• Directions for this task: Set the following entries down again exactly, line by line.

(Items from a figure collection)
§

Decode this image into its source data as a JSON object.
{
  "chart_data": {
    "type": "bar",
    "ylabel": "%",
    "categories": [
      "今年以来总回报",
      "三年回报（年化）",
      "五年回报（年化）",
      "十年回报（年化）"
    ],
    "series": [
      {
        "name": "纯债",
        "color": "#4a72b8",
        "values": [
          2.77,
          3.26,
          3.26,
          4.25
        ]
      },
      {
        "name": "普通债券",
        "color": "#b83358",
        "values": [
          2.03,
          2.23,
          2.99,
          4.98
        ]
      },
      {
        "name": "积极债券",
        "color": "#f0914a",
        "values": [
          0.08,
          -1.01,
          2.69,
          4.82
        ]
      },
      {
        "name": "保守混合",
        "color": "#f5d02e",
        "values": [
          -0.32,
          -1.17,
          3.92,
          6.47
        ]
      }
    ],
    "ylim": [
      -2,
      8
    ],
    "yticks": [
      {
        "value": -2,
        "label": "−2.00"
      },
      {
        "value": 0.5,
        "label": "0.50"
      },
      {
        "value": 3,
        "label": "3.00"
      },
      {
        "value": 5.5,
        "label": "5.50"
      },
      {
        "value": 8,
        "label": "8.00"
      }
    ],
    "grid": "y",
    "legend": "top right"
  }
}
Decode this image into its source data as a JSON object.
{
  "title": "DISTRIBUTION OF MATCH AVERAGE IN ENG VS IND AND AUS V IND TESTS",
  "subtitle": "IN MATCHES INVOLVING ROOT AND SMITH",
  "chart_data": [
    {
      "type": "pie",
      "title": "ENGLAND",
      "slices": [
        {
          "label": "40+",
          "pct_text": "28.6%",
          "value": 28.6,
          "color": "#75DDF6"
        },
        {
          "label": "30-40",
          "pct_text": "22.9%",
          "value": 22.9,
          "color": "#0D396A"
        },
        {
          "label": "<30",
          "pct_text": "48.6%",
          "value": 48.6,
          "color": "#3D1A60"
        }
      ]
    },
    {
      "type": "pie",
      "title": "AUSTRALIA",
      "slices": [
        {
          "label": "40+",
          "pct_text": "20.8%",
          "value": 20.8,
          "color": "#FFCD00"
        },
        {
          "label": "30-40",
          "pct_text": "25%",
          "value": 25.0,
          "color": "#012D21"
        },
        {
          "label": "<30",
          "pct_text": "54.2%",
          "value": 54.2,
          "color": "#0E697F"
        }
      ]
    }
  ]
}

§

• Response to this exercise:
Decode this image into its source data as a JSON object.
{
  "chart_data": {
    "type": "bar",
    "ylabel": "%",
    "categories": [
      "今年以来总回报",
      "三年回报（年化）",
      "五年回报（年化）",
      "十年回报（年化）"
    ],
    "series": [
      {
        "name": "纯债",
        "color": "#4a72b8",
        "values": [
          2.77,
          3.26,
          3.26,
          4.25
        ]
      },
      {
        "name": "普通债券",
        "color": "#b83358",
        "values": [
          2.03,
          2.23,
          2.99,
          4.98
        ]
      },
      {
        "name": "积极债券",
        "color": "#f0914a",
        "values": [
          0.08,
          -1.01,
          2.69,
          4.82
        ]
      },
      {
        "name": "保守混合",
        "color": "#f5d02e",
        "values": [
          -0.32,
          -1.17,
          3.92,
          6.47
        ]
      }
    ],
    "ylim": [
      -2,
      8
    ],
    "yticks": [
      {
        "value": -2,
        "label": "−2.00"
      },
      {
        "value": 0.5,
        "label": "0.50"
      },
      {
        "value": 3,
        "label": "3.00"
      },
      {
        "value": 5.5,
        "label": "5.50"
      },
      {
        "value": 8,
        "label": "8.00"
      }
    ],
    "grid": "y",
    "legend": "top right"
  }
}
Decode this image into its source data as a JSON object.
{
  "title": "DISTRIBUTION OF MATCH AVERAGE IN ENG VS IND AND AUS V IND TESTS",
  "subtitle": "IN MATCHES INVOLVING ROOT AND SMITH",
  "chart_data": [
    {
      "type": "pie",
      "title": "ENGLAND",
      "slices": [
        {
          "label": "40+",
          "pct_text": "28.6%",
          "value": 28.6,
          "color": "#75DDF6"
        },
        {
          "label": "30-40",
          "pct_text": "22.9%",
          "value": 22.9,
          "color": "#0D396A"
        },
        {
          "label": "<30",
          "pct_text": "48.6%",
          "value": 48.6,
          "color": "#3D1A60"
        }
      ]
    },
    {
      "type": "pie",
      "title": "AUSTRALIA",
      "slices": [
        {
          "label": "40+",
          "pct_text": "20.8%",
          "value": 20.8,
          "color": "#FFCD00"
        },
        {
          "label": "30-40",
          "pct_text": "25%",
          "value": 25.0,
          "color": "#012D21"
        },
        {
          "label": "<30",
          "pct_text": "54.2%",
          "value": 54.2,
          "color": "#0E697F"
        }
      ]
    }
  ]
}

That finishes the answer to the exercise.